Every line below should be copied exactly; drop the pictures.

--- EXTRACTED ENTRIES ---

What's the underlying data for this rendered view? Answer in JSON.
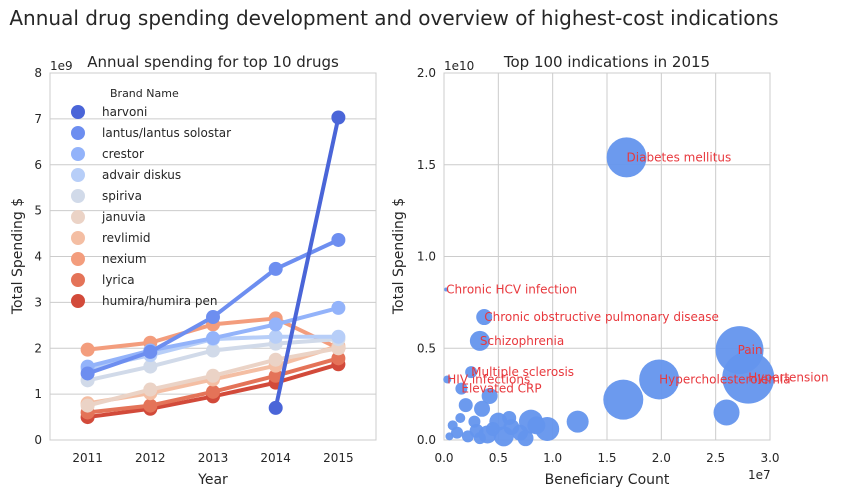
{
  "suptitle": "Annual drug spending development and overview of highest-cost indications",
  "chart_data": [
    {
      "type": "line",
      "title": "Annual spending for top 10 drugs",
      "xlabel": "Year",
      "ylabel": "Total Spending $",
      "y_scale_label": "1e9",
      "categories": [
        "2011",
        "2012",
        "2013",
        "2014",
        "2015"
      ],
      "ylim": [
        0,
        8
      ],
      "yticks": [
        "0",
        "1",
        "2",
        "3",
        "4",
        "5",
        "6",
        "7",
        "8"
      ],
      "legend_title": "Brand Name",
      "legend_position": "upper-left",
      "series": [
        {
          "name": "harvoni",
          "color": "#4a65d8",
          "values": [
            null,
            null,
            null,
            0.7,
            7.03
          ]
        },
        {
          "name": "lantus/lantus solostar",
          "color": "#6d8ef0",
          "values": [
            1.45,
            1.92,
            2.68,
            3.73,
            4.36
          ]
        },
        {
          "name": "crestor",
          "color": "#93b3fa",
          "values": [
            1.6,
            1.95,
            2.22,
            2.52,
            2.88
          ]
        },
        {
          "name": "advair diskus",
          "color": "#b7cef8",
          "values": [
            1.55,
            1.85,
            2.2,
            2.25,
            2.25
          ]
        },
        {
          "name": "spiriva",
          "color": "#d1dae9",
          "values": [
            1.3,
            1.6,
            1.95,
            2.1,
            2.2
          ]
        },
        {
          "name": "januvia",
          "color": "#ebd3c6",
          "values": [
            0.75,
            1.1,
            1.4,
            1.75,
            2.0
          ]
        },
        {
          "name": "revlimid",
          "color": "#f4bea3",
          "values": [
            0.8,
            1.02,
            1.32,
            1.62,
            2.05
          ]
        },
        {
          "name": "nexium",
          "color": "#f39d7d",
          "values": [
            1.97,
            2.12,
            2.52,
            2.65,
            2.0
          ]
        },
        {
          "name": "lyrica",
          "color": "#e47358",
          "values": [
            0.6,
            0.75,
            1.05,
            1.4,
            1.78
          ]
        },
        {
          "name": "humira/humira pen",
          "color": "#d24a3a",
          "values": [
            0.5,
            0.68,
            0.95,
            1.25,
            1.65
          ]
        }
      ]
    },
    {
      "type": "scatter",
      "title": "Top 100 indications in 2015",
      "xlabel": "Beneficiary Count",
      "ylabel": "Total Spending $",
      "x_scale_label": "1e7",
      "y_scale_label": "1e10",
      "xlim": [
        0,
        3.0
      ],
      "ylim": [
        0,
        2.0
      ],
      "xticks": [
        "0.0",
        "0.5",
        "1.0",
        "1.5",
        "2.0",
        "2.5",
        "3.0"
      ],
      "yticks": [
        "0.0",
        "0.5",
        "1.0",
        "1.5",
        "2.0"
      ],
      "point_color": "#6495ed",
      "label_color": "#e8383d",
      "labeled_points": [
        {
          "label": "Diabetes mellitus",
          "x": 1.68,
          "y": 1.54,
          "size": 20
        },
        {
          "label": "Chronic HCV infection",
          "x": 0.02,
          "y": 0.82,
          "size": 2
        },
        {
          "label": "Chronic obstructive pulmonary disease",
          "x": 0.37,
          "y": 0.67,
          "size": 8
        },
        {
          "label": "Schizophrenia",
          "x": 0.33,
          "y": 0.54,
          "size": 10
        },
        {
          "label": "Pain",
          "x": 2.72,
          "y": 0.49,
          "size": 24
        },
        {
          "label": "Hypercholesterolemia",
          "x": 1.98,
          "y": 0.33,
          "size": 20
        },
        {
          "label": "Hypertension",
          "x": 2.8,
          "y": 0.34,
          "size": 26
        },
        {
          "label": "Multiple sclerosis",
          "x": 0.25,
          "y": 0.37,
          "size": 6
        },
        {
          "label": "HIV infections",
          "x": 0.03,
          "y": 0.33,
          "size": 4
        },
        {
          "label": "Elevated CRP",
          "x": 0.16,
          "y": 0.28,
          "size": 6
        }
      ],
      "other_points": [
        {
          "x": 1.65,
          "y": 0.22,
          "size": 20
        },
        {
          "x": 2.6,
          "y": 0.15,
          "size": 13
        },
        {
          "x": 1.23,
          "y": 0.1,
          "size": 11
        },
        {
          "x": 0.8,
          "y": 0.1,
          "size": 12
        },
        {
          "x": 0.42,
          "y": 0.24,
          "size": 8
        },
        {
          "x": 0.2,
          "y": 0.19,
          "size": 7
        },
        {
          "x": 0.35,
          "y": 0.17,
          "size": 8
        },
        {
          "x": 0.5,
          "y": 0.1,
          "size": 9
        },
        {
          "x": 0.62,
          "y": 0.07,
          "size": 8
        },
        {
          "x": 0.95,
          "y": 0.06,
          "size": 12
        },
        {
          "x": 0.3,
          "y": 0.05,
          "size": 7
        },
        {
          "x": 0.12,
          "y": 0.04,
          "size": 6
        },
        {
          "x": 0.4,
          "y": 0.03,
          "size": 9
        },
        {
          "x": 0.55,
          "y": 0.02,
          "size": 10
        },
        {
          "x": 0.7,
          "y": 0.04,
          "size": 8
        },
        {
          "x": 0.22,
          "y": 0.02,
          "size": 6
        },
        {
          "x": 0.08,
          "y": 0.08,
          "size": 5
        },
        {
          "x": 0.85,
          "y": 0.08,
          "size": 9
        },
        {
          "x": 0.45,
          "y": 0.06,
          "size": 7
        },
        {
          "x": 0.28,
          "y": 0.1,
          "size": 6
        },
        {
          "x": 0.15,
          "y": 0.12,
          "size": 5
        },
        {
          "x": 0.6,
          "y": 0.12,
          "size": 7
        },
        {
          "x": 0.05,
          "y": 0.02,
          "size": 4
        },
        {
          "x": 0.33,
          "y": 0.01,
          "size": 6
        },
        {
          "x": 0.75,
          "y": 0.01,
          "size": 8
        }
      ]
    }
  ]
}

---

» **OUTPUT OF THE TASK**:
What's the underlying data for this rendered view? Answer in JSON.
{
  "suptitle": "Annual drug spending development and overview of highest-cost indications",
  "chart_data": [
    {
      "type": "line",
      "title": "Annual spending for top 10 drugs",
      "xlabel": "Year",
      "ylabel": "Total Spending $",
      "y_scale_label": "1e9",
      "categories": [
        "2011",
        "2012",
        "2013",
        "2014",
        "2015"
      ],
      "ylim": [
        0,
        8
      ],
      "yticks": [
        "0",
        "1",
        "2",
        "3",
        "4",
        "5",
        "6",
        "7",
        "8"
      ],
      "legend_title": "Brand Name",
      "legend_position": "upper-left",
      "series": [
        {
          "name": "harvoni",
          "color": "#4a65d8",
          "values": [
            null,
            null,
            null,
            0.7,
            7.03
          ]
        },
        {
          "name": "lantus/lantus solostar",
          "color": "#6d8ef0",
          "values": [
            1.45,
            1.92,
            2.68,
            3.73,
            4.36
          ]
        },
        {
          "name": "crestor",
          "color": "#93b3fa",
          "values": [
            1.6,
            1.95,
            2.22,
            2.52,
            2.88
          ]
        },
        {
          "name": "advair diskus",
          "color": "#b7cef8",
          "values": [
            1.55,
            1.85,
            2.2,
            2.25,
            2.25
          ]
        },
        {
          "name": "spiriva",
          "color": "#d1dae9",
          "values": [
            1.3,
            1.6,
            1.95,
            2.1,
            2.2
          ]
        },
        {
          "name": "januvia",
          "color": "#ebd3c6",
          "values": [
            0.75,
            1.1,
            1.4,
            1.75,
            2.0
          ]
        },
        {
          "name": "revlimid",
          "color": "#f4bea3",
          "values": [
            0.8,
            1.02,
            1.32,
            1.62,
            2.05
          ]
        },
        {
          "name": "nexium",
          "color": "#f39d7d",
          "values": [
            1.97,
            2.12,
            2.52,
            2.65,
            2.0
          ]
        },
        {
          "name": "lyrica",
          "color": "#e47358",
          "values": [
            0.6,
            0.75,
            1.05,
            1.4,
            1.78
          ]
        },
        {
          "name": "humira/humira pen",
          "color": "#d24a3a",
          "values": [
            0.5,
            0.68,
            0.95,
            1.25,
            1.65
          ]
        }
      ]
    },
    {
      "type": "scatter",
      "title": "Top 100 indications in 2015",
      "xlabel": "Beneficiary Count",
      "ylabel": "Total Spending $",
      "x_scale_label": "1e7",
      "y_scale_label": "1e10",
      "xlim": [
        0,
        3.0
      ],
      "ylim": [
        0,
        2.0
      ],
      "xticks": [
        "0.0",
        "0.5",
        "1.0",
        "1.5",
        "2.0",
        "2.5",
        "3.0"
      ],
      "yticks": [
        "0.0",
        "0.5",
        "1.0",
        "1.5",
        "2.0"
      ],
      "point_color": "#6495ed",
      "label_color": "#e8383d",
      "labeled_points": [
        {
          "label": "Diabetes mellitus",
          "x": 1.68,
          "y": 1.54,
          "size": 20
        },
        {
          "label": "Chronic HCV infection",
          "x": 0.02,
          "y": 0.82,
          "size": 2
        },
        {
          "label": "Chronic obstructive pulmonary disease",
          "x": 0.37,
          "y": 0.67,
          "size": 8
        },
        {
          "label": "Schizophrenia",
          "x": 0.33,
          "y": 0.54,
          "size": 10
        },
        {
          "label": "Pain",
          "x": 2.72,
          "y": 0.49,
          "size": 24
        },
        {
          "label": "Hypercholesterolemia",
          "x": 1.98,
          "y": 0.33,
          "size": 20
        },
        {
          "label": "Hypertension",
          "x": 2.8,
          "y": 0.34,
          "size": 26
        },
        {
          "label": "Multiple sclerosis",
          "x": 0.25,
          "y": 0.37,
          "size": 6
        },
        {
          "label": "HIV infections",
          "x": 0.03,
          "y": 0.33,
          "size": 4
        },
        {
          "label": "Elevated CRP",
          "x": 0.16,
          "y": 0.28,
          "size": 6
        }
      ],
      "other_points": [
        {
          "x": 1.65,
          "y": 0.22,
          "size": 20
        },
        {
          "x": 2.6,
          "y": 0.15,
          "size": 13
        },
        {
          "x": 1.23,
          "y": 0.1,
          "size": 11
        },
        {
          "x": 0.8,
          "y": 0.1,
          "size": 12
        },
        {
          "x": 0.42,
          "y": 0.24,
          "size": 8
        },
        {
          "x": 0.2,
          "y": 0.19,
          "size": 7
        },
        {
          "x": 0.35,
          "y": 0.17,
          "size": 8
        },
        {
          "x": 0.5,
          "y": 0.1,
          "size": 9
        },
        {
          "x": 0.62,
          "y": 0.07,
          "size": 8
        },
        {
          "x": 0.95,
          "y": 0.06,
          "size": 12
        },
        {
          "x": 0.3,
          "y": 0.05,
          "size": 7
        },
        {
          "x": 0.12,
          "y": 0.04,
          "size": 6
        },
        {
          "x": 0.4,
          "y": 0.03,
          "size": 9
        },
        {
          "x": 0.55,
          "y": 0.02,
          "size": 10
        },
        {
          "x": 0.7,
          "y": 0.04,
          "size": 8
        },
        {
          "x": 0.22,
          "y": 0.02,
          "size": 6
        },
        {
          "x": 0.08,
          "y": 0.08,
          "size": 5
        },
        {
          "x": 0.85,
          "y": 0.08,
          "size": 9
        },
        {
          "x": 0.45,
          "y": 0.06,
          "size": 7
        },
        {
          "x": 0.28,
          "y": 0.1,
          "size": 6
        },
        {
          "x": 0.15,
          "y": 0.12,
          "size": 5
        },
        {
          "x": 0.6,
          "y": 0.12,
          "size": 7
        },
        {
          "x": 0.05,
          "y": 0.02,
          "size": 4
        },
        {
          "x": 0.33,
          "y": 0.01,
          "size": 6
        },
        {
          "x": 0.75,
          "y": 0.01,
          "size": 8
        }
      ]
    }
  ]
}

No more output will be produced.